→ INSTRUCTION
Locate each line holding the string "Store" and copy it.

→ RECORDS FOR THE EXERCISE
'''

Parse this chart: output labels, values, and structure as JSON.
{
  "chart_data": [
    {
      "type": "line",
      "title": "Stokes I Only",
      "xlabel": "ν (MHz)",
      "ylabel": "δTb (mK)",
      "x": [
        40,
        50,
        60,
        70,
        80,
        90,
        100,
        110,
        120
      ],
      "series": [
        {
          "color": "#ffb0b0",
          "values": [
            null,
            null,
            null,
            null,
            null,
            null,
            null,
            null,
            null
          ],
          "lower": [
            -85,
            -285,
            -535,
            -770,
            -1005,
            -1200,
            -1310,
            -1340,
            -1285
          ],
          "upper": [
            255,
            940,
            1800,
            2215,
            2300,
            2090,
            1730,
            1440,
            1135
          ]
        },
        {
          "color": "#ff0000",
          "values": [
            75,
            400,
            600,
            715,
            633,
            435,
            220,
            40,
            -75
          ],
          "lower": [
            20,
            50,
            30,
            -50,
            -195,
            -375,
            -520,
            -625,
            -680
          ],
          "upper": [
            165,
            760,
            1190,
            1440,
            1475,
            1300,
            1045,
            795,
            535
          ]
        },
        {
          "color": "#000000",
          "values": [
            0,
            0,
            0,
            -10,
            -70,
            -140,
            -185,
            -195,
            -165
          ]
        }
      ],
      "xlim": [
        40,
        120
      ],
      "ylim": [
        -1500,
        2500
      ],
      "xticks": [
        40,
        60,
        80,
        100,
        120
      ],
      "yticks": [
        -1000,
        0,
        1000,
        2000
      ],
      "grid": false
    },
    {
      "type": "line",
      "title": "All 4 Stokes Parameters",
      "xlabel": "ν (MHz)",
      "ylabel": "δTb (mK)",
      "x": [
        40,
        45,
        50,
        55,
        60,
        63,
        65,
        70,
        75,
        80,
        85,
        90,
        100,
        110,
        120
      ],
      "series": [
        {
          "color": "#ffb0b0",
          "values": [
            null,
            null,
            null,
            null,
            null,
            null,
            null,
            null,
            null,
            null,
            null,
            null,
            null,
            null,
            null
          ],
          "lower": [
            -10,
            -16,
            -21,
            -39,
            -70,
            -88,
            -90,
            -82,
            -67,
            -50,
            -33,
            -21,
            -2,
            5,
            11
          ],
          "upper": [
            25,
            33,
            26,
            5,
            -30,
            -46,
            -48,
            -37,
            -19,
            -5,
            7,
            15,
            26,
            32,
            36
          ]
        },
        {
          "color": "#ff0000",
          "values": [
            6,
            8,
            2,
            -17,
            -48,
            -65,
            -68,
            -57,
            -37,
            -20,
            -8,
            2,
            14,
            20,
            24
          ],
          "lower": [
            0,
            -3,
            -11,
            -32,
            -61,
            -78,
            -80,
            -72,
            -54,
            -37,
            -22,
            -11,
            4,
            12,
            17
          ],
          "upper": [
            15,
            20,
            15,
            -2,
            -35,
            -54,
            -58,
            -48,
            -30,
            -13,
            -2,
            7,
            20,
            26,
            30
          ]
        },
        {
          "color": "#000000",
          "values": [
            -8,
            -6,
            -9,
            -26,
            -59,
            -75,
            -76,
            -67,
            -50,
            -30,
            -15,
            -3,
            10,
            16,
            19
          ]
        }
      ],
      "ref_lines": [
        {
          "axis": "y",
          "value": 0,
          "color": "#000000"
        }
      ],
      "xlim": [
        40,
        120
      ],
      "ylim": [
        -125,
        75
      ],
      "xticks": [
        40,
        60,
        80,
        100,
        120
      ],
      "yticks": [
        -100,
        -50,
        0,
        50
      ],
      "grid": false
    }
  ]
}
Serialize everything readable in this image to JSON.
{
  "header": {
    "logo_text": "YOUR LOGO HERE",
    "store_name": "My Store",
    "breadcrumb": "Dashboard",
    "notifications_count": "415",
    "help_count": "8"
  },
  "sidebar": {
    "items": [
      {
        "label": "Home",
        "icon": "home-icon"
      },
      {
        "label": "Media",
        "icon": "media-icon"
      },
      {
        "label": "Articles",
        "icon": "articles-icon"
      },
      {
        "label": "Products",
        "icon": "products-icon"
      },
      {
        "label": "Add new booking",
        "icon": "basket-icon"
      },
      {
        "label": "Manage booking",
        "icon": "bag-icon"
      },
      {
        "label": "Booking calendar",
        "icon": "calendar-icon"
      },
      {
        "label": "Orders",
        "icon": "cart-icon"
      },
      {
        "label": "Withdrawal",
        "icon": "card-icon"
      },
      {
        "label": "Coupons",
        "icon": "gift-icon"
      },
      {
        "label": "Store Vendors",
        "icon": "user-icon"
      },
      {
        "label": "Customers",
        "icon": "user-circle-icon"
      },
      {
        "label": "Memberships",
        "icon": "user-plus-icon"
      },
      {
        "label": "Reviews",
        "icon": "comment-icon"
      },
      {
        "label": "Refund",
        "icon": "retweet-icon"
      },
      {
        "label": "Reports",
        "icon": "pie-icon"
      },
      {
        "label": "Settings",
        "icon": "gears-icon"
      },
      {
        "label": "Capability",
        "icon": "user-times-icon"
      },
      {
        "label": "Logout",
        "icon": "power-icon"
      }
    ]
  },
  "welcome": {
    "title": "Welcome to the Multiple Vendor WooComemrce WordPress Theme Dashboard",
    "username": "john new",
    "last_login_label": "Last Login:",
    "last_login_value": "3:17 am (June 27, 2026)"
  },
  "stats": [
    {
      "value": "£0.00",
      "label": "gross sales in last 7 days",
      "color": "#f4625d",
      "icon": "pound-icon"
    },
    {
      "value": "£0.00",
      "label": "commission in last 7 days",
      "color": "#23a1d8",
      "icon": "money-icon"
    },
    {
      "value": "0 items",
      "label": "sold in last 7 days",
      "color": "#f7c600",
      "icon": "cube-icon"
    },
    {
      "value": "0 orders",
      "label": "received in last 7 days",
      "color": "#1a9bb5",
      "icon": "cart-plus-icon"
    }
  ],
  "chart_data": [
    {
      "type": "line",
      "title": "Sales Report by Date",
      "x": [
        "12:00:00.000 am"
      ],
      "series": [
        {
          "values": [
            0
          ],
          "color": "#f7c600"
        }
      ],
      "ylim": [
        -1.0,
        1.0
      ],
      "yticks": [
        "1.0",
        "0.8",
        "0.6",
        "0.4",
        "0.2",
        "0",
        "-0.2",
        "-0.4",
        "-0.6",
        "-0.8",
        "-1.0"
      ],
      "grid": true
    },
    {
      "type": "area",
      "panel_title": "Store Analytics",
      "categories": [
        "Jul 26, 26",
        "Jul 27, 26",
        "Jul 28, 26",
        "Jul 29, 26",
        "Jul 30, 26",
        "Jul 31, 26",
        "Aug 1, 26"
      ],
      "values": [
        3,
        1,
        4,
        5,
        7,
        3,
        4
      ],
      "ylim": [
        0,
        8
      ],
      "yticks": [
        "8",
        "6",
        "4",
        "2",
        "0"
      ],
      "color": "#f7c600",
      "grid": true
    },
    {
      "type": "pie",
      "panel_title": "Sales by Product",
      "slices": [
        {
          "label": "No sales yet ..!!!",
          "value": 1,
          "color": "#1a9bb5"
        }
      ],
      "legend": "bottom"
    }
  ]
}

'''

→ SOLUTION TO THE PROBLEM
    "store_name": "My Store",
        "label": "Store Vendors",
      "panel_title": "Store Analytics",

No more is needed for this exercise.